## What the task asks:
Scan the listing for the word "Partners" and report every line that contains it.

Provided entries Block Start

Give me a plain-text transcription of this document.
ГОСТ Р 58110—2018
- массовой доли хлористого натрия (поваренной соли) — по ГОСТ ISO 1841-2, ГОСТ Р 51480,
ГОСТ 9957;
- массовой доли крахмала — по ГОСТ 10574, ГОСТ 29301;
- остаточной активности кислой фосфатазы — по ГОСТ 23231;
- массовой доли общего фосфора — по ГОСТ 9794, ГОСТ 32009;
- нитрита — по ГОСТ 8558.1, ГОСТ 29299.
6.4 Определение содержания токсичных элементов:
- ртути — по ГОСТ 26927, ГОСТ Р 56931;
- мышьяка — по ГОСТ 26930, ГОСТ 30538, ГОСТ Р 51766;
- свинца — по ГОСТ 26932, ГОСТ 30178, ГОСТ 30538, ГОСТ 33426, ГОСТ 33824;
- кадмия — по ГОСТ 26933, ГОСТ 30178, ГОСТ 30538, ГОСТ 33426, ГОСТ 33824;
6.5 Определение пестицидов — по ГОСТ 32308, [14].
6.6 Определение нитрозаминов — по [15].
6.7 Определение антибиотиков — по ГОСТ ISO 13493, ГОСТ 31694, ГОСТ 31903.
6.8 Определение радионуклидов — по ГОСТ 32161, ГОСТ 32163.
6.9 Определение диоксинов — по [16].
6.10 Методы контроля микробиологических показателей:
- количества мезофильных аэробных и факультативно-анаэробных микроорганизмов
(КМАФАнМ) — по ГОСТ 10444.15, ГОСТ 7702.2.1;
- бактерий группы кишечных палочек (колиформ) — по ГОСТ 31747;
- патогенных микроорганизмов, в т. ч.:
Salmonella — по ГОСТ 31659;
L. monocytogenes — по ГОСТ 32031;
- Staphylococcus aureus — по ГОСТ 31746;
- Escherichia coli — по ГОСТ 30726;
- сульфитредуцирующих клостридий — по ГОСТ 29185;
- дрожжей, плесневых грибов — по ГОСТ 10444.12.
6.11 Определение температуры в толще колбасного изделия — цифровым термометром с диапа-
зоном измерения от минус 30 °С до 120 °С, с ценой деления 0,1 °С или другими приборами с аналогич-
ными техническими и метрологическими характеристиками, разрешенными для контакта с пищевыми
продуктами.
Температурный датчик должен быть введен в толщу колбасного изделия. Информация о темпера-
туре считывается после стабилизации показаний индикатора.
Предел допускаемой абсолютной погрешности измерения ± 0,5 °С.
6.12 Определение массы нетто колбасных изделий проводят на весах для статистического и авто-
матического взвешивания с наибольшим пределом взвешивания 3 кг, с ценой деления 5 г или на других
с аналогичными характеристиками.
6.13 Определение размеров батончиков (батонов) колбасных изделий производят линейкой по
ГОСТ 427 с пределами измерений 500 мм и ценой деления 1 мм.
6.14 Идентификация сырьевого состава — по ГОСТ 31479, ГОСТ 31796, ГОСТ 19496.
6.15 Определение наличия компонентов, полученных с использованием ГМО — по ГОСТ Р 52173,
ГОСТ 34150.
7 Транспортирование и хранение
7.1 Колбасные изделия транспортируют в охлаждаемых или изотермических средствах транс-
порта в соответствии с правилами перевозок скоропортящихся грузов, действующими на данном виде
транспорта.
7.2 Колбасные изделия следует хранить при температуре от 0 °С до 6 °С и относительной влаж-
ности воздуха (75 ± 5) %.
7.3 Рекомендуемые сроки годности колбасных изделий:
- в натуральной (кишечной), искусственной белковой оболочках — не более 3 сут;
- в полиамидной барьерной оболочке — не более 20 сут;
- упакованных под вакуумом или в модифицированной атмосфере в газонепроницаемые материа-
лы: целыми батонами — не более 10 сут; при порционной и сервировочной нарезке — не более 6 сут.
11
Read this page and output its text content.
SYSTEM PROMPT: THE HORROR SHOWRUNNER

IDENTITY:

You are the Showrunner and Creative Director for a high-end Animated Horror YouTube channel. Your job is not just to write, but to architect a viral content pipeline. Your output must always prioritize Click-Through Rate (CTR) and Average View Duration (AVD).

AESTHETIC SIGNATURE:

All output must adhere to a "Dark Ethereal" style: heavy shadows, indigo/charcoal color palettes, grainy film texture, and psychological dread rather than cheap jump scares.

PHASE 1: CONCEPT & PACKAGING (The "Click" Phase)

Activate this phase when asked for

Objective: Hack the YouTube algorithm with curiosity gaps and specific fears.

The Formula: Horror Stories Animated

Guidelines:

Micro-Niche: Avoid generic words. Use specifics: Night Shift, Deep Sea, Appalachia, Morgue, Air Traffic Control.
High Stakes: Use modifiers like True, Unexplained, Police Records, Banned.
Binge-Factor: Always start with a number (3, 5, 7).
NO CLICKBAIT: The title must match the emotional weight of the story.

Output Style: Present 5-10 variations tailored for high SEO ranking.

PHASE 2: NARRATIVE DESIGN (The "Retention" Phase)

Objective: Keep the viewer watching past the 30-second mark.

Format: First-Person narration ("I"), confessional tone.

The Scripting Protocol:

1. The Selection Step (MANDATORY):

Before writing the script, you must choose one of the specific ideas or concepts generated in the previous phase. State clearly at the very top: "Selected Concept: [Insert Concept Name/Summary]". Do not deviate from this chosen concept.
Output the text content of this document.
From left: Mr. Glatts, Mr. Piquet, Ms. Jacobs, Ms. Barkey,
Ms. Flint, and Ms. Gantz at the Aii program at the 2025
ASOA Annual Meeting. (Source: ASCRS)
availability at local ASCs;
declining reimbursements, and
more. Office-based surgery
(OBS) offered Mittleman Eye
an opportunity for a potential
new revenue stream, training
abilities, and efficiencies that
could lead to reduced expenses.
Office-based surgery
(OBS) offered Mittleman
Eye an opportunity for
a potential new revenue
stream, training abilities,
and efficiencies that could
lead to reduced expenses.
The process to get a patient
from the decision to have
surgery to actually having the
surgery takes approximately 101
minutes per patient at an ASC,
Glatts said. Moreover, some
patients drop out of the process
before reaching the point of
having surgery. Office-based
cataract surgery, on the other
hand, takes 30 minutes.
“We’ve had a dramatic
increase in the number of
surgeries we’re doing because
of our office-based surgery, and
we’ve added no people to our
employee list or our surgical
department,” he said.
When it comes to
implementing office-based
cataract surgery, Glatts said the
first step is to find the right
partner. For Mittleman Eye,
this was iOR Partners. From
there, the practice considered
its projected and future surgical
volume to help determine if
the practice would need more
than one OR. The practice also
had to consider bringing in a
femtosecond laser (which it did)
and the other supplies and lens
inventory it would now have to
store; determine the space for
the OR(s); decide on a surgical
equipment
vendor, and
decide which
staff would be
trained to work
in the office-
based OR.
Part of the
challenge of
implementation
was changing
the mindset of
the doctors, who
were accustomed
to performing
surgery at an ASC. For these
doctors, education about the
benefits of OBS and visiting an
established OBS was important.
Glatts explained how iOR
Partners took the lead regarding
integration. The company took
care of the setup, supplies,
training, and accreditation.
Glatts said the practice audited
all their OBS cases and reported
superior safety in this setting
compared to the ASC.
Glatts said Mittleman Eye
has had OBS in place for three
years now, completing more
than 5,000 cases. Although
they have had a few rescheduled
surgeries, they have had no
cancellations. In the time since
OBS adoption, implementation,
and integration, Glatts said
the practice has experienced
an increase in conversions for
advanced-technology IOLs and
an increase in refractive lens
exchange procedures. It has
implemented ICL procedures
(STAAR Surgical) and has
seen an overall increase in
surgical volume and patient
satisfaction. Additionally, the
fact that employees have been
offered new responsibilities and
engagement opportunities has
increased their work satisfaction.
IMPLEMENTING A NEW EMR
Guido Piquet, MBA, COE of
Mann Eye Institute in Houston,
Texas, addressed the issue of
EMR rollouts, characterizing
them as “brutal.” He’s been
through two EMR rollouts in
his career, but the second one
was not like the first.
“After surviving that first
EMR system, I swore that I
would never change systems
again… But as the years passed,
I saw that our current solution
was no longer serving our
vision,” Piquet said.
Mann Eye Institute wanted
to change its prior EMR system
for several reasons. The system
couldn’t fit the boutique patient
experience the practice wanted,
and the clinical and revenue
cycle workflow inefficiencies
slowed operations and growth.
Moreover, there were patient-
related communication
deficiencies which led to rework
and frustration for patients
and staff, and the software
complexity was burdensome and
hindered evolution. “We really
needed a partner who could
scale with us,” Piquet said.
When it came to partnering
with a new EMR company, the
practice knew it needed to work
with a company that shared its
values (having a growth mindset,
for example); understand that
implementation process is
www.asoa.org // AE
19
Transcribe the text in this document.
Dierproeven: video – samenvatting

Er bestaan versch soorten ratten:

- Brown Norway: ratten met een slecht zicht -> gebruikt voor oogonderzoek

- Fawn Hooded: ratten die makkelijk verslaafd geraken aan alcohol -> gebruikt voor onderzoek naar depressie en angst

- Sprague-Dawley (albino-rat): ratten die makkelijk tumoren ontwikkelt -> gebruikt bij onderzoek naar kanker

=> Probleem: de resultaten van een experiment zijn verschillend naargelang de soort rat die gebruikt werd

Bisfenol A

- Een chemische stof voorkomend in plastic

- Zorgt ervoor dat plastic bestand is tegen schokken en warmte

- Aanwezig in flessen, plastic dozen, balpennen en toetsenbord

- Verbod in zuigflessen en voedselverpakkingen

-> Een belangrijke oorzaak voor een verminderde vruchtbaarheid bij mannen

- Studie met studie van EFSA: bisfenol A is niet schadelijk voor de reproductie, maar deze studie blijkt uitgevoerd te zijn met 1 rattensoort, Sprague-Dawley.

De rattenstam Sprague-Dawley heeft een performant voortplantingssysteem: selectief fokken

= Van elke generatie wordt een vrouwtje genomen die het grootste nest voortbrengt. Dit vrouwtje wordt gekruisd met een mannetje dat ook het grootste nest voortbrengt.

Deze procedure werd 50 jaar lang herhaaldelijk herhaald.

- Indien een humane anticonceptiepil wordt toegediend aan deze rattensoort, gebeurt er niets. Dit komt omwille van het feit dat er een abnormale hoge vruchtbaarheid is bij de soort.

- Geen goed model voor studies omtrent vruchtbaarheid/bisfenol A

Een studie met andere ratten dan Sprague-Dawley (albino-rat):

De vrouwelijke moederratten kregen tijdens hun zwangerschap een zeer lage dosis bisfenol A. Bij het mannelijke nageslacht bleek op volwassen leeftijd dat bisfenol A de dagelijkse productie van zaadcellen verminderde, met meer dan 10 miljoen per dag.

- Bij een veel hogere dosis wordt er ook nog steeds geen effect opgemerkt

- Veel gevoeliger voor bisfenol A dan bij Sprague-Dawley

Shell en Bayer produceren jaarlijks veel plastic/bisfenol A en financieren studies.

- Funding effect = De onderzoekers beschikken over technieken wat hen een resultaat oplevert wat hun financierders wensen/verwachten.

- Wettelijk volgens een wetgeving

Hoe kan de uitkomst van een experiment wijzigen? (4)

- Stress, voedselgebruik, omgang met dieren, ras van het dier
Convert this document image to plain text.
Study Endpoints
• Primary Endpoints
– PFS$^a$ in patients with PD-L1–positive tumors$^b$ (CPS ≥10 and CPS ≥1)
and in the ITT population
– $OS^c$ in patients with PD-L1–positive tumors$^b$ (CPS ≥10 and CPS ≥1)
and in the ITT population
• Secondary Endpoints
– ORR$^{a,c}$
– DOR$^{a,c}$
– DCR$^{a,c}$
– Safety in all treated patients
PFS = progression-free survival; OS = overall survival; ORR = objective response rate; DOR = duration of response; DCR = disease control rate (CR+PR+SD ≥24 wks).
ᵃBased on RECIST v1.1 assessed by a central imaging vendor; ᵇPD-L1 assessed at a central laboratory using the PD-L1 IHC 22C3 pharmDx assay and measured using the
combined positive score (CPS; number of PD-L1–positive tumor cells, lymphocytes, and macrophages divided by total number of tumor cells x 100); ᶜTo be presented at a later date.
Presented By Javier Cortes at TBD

Provided entries Block End

## Final answer:
this was iOR Partners. From
Partners took the lead regarding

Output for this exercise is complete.